* START MATERIALS PROVIDED *
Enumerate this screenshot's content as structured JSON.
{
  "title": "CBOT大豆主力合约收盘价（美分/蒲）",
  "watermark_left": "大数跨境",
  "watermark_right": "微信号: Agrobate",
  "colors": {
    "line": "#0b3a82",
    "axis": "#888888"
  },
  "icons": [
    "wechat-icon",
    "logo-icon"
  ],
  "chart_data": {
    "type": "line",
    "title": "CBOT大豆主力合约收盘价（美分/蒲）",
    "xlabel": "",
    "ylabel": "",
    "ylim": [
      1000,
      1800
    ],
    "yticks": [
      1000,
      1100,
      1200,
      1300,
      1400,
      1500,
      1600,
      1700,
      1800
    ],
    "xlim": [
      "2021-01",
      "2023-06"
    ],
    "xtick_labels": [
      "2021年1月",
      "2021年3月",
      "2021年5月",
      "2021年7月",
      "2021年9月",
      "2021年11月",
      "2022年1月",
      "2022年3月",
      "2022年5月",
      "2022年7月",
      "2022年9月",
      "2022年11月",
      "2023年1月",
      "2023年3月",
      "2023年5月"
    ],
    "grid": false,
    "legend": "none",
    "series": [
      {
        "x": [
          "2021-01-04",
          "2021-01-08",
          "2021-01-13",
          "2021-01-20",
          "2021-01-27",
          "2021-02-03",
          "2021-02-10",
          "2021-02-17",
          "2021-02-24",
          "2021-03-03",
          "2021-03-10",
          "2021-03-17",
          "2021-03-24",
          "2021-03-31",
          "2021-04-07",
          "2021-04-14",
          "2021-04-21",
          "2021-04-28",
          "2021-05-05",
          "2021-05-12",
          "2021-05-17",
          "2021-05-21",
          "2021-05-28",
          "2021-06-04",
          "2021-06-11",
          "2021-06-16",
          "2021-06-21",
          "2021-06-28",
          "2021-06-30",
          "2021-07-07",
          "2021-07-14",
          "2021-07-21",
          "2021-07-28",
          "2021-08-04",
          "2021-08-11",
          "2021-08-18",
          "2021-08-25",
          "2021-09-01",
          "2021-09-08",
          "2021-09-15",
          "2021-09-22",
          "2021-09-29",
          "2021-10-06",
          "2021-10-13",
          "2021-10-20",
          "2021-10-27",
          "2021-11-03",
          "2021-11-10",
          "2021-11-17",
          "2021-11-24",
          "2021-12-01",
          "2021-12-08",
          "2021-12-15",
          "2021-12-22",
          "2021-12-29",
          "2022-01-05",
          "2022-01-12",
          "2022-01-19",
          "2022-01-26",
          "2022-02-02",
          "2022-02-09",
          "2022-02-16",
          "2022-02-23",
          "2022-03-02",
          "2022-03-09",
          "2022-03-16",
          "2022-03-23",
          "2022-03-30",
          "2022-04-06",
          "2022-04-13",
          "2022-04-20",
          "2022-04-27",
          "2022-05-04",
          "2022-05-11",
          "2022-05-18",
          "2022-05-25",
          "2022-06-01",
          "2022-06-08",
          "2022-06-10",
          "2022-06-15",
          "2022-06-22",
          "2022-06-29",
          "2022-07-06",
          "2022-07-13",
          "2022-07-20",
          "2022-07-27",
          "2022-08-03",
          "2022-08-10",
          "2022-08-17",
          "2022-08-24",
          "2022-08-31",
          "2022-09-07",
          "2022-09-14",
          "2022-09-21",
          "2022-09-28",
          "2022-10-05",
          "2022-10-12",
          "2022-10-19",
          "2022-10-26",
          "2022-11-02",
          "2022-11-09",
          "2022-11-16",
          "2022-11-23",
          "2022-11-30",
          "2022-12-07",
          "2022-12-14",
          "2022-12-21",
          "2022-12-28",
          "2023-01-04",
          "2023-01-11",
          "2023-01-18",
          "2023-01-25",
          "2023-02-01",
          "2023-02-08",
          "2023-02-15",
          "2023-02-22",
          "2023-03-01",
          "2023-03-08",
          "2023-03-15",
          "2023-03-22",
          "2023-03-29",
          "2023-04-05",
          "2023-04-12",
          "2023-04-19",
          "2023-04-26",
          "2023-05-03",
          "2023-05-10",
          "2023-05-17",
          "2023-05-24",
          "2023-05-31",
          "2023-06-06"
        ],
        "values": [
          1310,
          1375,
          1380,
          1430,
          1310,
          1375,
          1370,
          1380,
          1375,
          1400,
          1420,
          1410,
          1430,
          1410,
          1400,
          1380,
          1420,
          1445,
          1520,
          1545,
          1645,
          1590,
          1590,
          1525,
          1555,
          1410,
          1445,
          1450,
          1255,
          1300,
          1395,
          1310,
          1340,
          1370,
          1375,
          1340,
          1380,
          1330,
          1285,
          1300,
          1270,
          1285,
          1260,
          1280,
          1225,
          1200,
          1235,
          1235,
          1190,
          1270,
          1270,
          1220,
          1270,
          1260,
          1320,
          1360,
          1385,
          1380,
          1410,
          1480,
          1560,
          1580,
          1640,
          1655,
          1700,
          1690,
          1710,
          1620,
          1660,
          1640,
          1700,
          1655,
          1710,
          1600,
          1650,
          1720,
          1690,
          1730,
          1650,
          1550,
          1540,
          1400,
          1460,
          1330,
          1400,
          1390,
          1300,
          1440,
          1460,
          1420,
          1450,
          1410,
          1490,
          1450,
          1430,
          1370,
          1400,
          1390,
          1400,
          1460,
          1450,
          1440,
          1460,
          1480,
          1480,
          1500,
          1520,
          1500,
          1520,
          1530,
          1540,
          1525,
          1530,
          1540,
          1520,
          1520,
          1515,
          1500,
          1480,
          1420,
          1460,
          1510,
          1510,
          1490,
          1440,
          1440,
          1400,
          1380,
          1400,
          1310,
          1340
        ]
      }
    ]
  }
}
* END MATERIALS PROVIDED *
◆ GIVEN REQUEST ◆
What is needed here is an exact reproduction of all the entries.

◆ RESULT ◆
Enumerate this screenshot's content as structured JSON.
{
  "title": "CBOT大豆主力合约收盘价（美分/蒲）",
  "watermark_left": "大数跨境",
  "watermark_right": "微信号: Agrobate",
  "colors": {
    "line": "#0b3a82",
    "axis": "#888888"
  },
  "icons": [
    "wechat-icon",
    "logo-icon"
  ],
  "chart_data": {
    "type": "line",
    "title": "CBOT大豆主力合约收盘价（美分/蒲）",
    "xlabel": "",
    "ylabel": "",
    "ylim": [
      1000,
      1800
    ],
    "yticks": [
      1000,
      1100,
      1200,
      1300,
      1400,
      1500,
      1600,
      1700,
      1800
    ],
    "xlim": [
      "2021-01",
      "2023-06"
    ],
    "xtick_labels": [
      "2021年1月",
      "2021年3月",
      "2021年5月",
      "2021年7月",
      "2021年9月",
      "2021年11月",
      "2022年1月",
      "2022年3月",
      "2022年5月",
      "2022年7月",
      "2022年9月",
      "2022年11月",
      "2023年1月",
      "2023年3月",
      "2023年5月"
    ],
    "grid": false,
    "legend": "none",
    "series": [
      {
        "x": [
          "2021-01-04",
          "2021-01-08",
          "2021-01-13",
          "2021-01-20",
          "2021-01-27",
          "2021-02-03",
          "2021-02-10",
          "2021-02-17",
          "2021-02-24",
          "2021-03-03",
          "2021-03-10",
          "2021-03-17",
          "2021-03-24",
          "2021-03-31",
          "2021-04-07",
          "2021-04-14",
          "2021-04-21",
          "2021-04-28",
          "2021-05-05",
          "2021-05-12",
          "2021-05-17",
          "2021-05-21",
          "2021-05-28",
          "2021-06-04",
          "2021-06-11",
          "2021-06-16",
          "2021-06-21",
          "2021-06-28",
          "2021-06-30",
          "2021-07-07",
          "2021-07-14",
          "2021-07-21",
          "2021-07-28",
          "2021-08-04",
          "2021-08-11",
          "2021-08-18",
          "2021-08-25",
          "2021-09-01",
          "2021-09-08",
          "2021-09-15",
          "2021-09-22",
          "2021-09-29",
          "2021-10-06",
          "2021-10-13",
          "2021-10-20",
          "2021-10-27",
          "2021-11-03",
          "2021-11-10",
          "2021-11-17",
          "2021-11-24",
          "2021-12-01",
          "2021-12-08",
          "2021-12-15",
          "2021-12-22",
          "2021-12-29",
          "2022-01-05",
          "2022-01-12",
          "2022-01-19",
          "2022-01-26",
          "2022-02-02",
          "2022-02-09",
          "2022-02-16",
          "2022-02-23",
          "2022-03-02",
          "2022-03-09",
          "2022-03-16",
          "2022-03-23",
          "2022-03-30",
          "2022-04-06",
          "2022-04-13",
          "2022-04-20",
          "2022-04-27",
          "2022-05-04",
          "2022-05-11",
          "2022-05-18",
          "2022-05-25",
          "2022-06-01",
          "2022-06-08",
          "2022-06-10",
          "2022-06-15",
          "2022-06-22",
          "2022-06-29",
          "2022-07-06",
          "2022-07-13",
          "2022-07-20",
          "2022-07-27",
          "2022-08-03",
          "2022-08-10",
          "2022-08-17",
          "2022-08-24",
          "2022-08-31",
          "2022-09-07",
          "2022-09-14",
          "2022-09-21",
          "2022-09-28",
          "2022-10-05",
          "2022-10-12",
          "2022-10-19",
          "2022-10-26",
          "2022-11-02",
          "2022-11-09",
          "2022-11-16",
          "2022-11-23",
          "2022-11-30",
          "2022-12-07",
          "2022-12-14",
          "2022-12-21",
          "2022-12-28",
          "2023-01-04",
          "2023-01-11",
          "2023-01-18",
          "2023-01-25",
          "2023-02-01",
          "2023-02-08",
          "2023-02-15",
          "2023-02-22",
          "2023-03-01",
          "2023-03-08",
          "2023-03-15",
          "2023-03-22",
          "2023-03-29",
          "2023-04-05",
          "2023-04-12",
          "2023-04-19",
          "2023-04-26",
          "2023-05-03",
          "2023-05-10",
          "2023-05-17",
          "2023-05-24",
          "2023-05-31",
          "2023-06-06"
        ],
        "values": [
          1310,
          1375,
          1380,
          1430,
          1310,
          1375,
          1370,
          1380,
          1375,
          1400,
          1420,
          1410,
          1430,
          1410,
          1400,
          1380,
          1420,
          1445,
          1520,
          1545,
          1645,
          1590,
          1590,
          1525,
          1555,
          1410,
          1445,
          1450,
          1255,
          1300,
          1395,
          1310,
          1340,
          1370,
          1375,
          1340,
          1380,
          1330,
          1285,
          1300,
          1270,
          1285,
          1260,
          1280,
          1225,
          1200,
          1235,
          1235,
          1190,
          1270,
          1270,
          1220,
          1270,
          1260,
          1320,
          1360,
          1385,
          1380,
          1410,
          1480,
          1560,
          1580,
          1640,
          1655,
          1700,
          1690,
          1710,
          1620,
          1660,
          1640,
          1700,
          1655,
          1710,
          1600,
          1650,
          1720,
          1690,
          1730,
          1650,
          1550,
          1540,
          1400,
          1460,
          1330,
          1400,
          1390,
          1300,
          1440,
          1460,
          1420,
          1450,
          1410,
          1490,
          1450,
          1430,
          1370,
          1400,
          1390,
          1400,
          1460,
          1450,
          1440,
          1460,
          1480,
          1480,
          1500,
          1520,
          1500,
          1520,
          1530,
          1540,
          1525,
          1530,
          1540,
          1520,
          1520,
          1515,
          1500,
          1480,
          1420,
          1460,
          1510,
          1510,
          1490,
          1440,
          1440,
          1400,
          1380,
          1400,
          1310,
          1340
        ]
      }
    ]
  }
}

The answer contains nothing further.